== EXERCISE REQUIREMENTS ==
Send back the records in full, character for character.

++++++

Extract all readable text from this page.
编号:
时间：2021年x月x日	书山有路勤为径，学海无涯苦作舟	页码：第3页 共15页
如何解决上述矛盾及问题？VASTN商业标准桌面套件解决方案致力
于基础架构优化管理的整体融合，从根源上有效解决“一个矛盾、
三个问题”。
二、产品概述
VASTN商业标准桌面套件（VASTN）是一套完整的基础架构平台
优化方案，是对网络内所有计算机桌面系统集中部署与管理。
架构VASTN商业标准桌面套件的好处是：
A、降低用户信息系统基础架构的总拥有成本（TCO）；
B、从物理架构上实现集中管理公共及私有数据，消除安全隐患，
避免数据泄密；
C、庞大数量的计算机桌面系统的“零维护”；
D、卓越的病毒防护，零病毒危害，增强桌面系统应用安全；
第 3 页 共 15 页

++++++

== TASK SOLUTION ==
Extract all readable text from this page.
编号:
时间：2021年x月x日	书山有路勤为径，学海无涯苦作舟	页码：第3页 共15页
如何解决上述矛盾及问题？VASTN商业标准桌面套件解决方案致力
于基础架构优化管理的整体融合，从根源上有效解决“一个矛盾、
三个问题”。
二、产品概述
VASTN商业标准桌面套件（VASTN）是一套完整的基础架构平台
优化方案，是对网络内所有计算机桌面系统集中部署与管理。
架构VASTN商业标准桌面套件的好处是：
A、降低用户信息系统基础架构的总拥有成本（TCO）；
B、从物理架构上实现集中管理公共及私有数据，消除安全隐患，
避免数据泄密；
C、庞大数量的计算机桌面系统的“零维护”；
D、卓越的病毒防护，零病毒危害，增强桌面系统应用安全；
第 3 页 共 15 页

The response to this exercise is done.